| Task objective |
Each line that holds the word "JSON" counts once; report the total and nothing else.

| Stored data |
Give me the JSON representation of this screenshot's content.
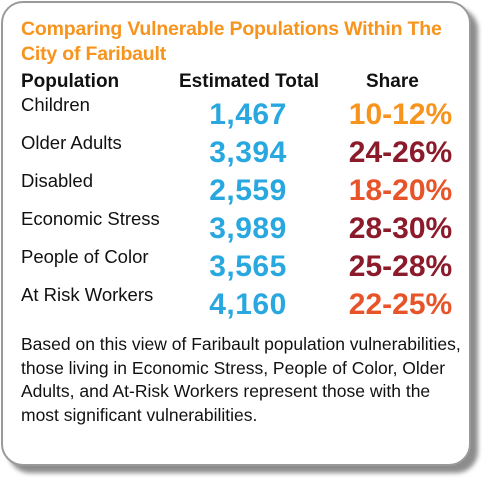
{
  "title": "Comparing Vulnerable Populations Within The City of Faribault",
  "headers": {
    "population": "Population",
    "total": "Estimated Total",
    "share": "Share"
  },
  "rows": [
    {
      "population": "Children",
      "total": "1,467",
      "share": "10-12%",
      "share_color": "#f7941d"
    },
    {
      "population": "Older Adults",
      "total": "3,394",
      "share": "24-26%",
      "share_color": "#8b1a2b"
    },
    {
      "population": "Disabled",
      "total": "2,559",
      "share": "18-20%",
      "share_color": "#e8542a"
    },
    {
      "population": "Economic Stress",
      "total": "3,989",
      "share": "28-30%",
      "share_color": "#8b1a2b"
    },
    {
      "population": "People of Color",
      "total": "3,565",
      "share": "25-28%",
      "share_color": "#8b1a2b"
    },
    {
      "population": "At Risk Workers",
      "total": "4,160",
      "share": "22-25%",
      "share_color": "#e8542a"
    }
  ],
  "summary": "Based on this view of Faribault population vulnerabilities, those living in Economic Stress, People of Color, Older Adults, and At-Risk Workers represent those with the most significant vulnerabilities.",
  "colors": {
    "title": "#f7941d",
    "total": "#29a8e0"
  }
}
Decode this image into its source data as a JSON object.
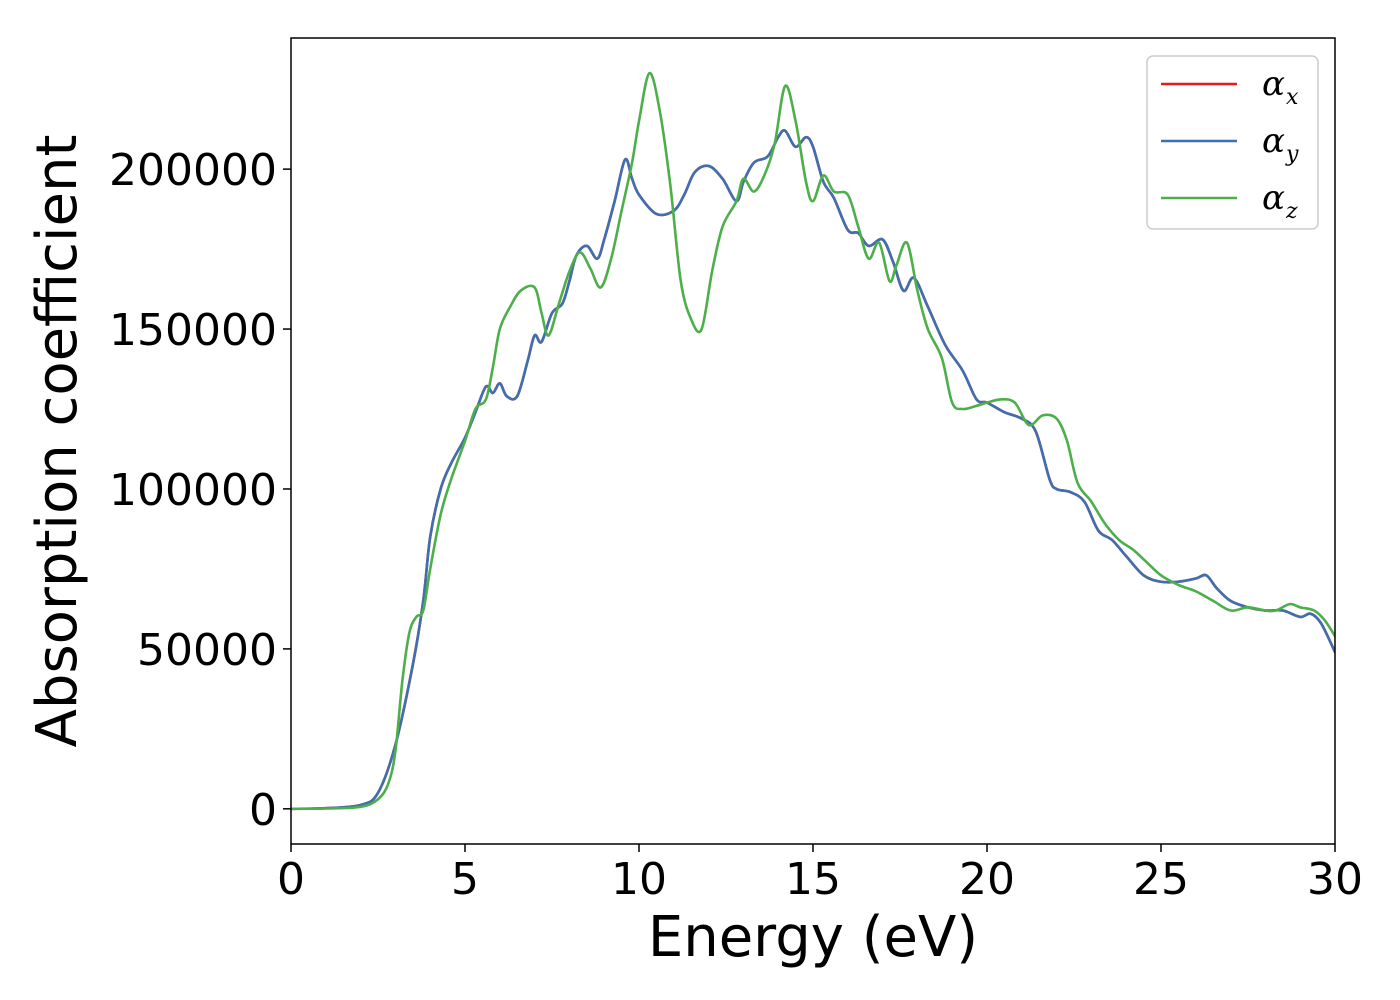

| The response |
2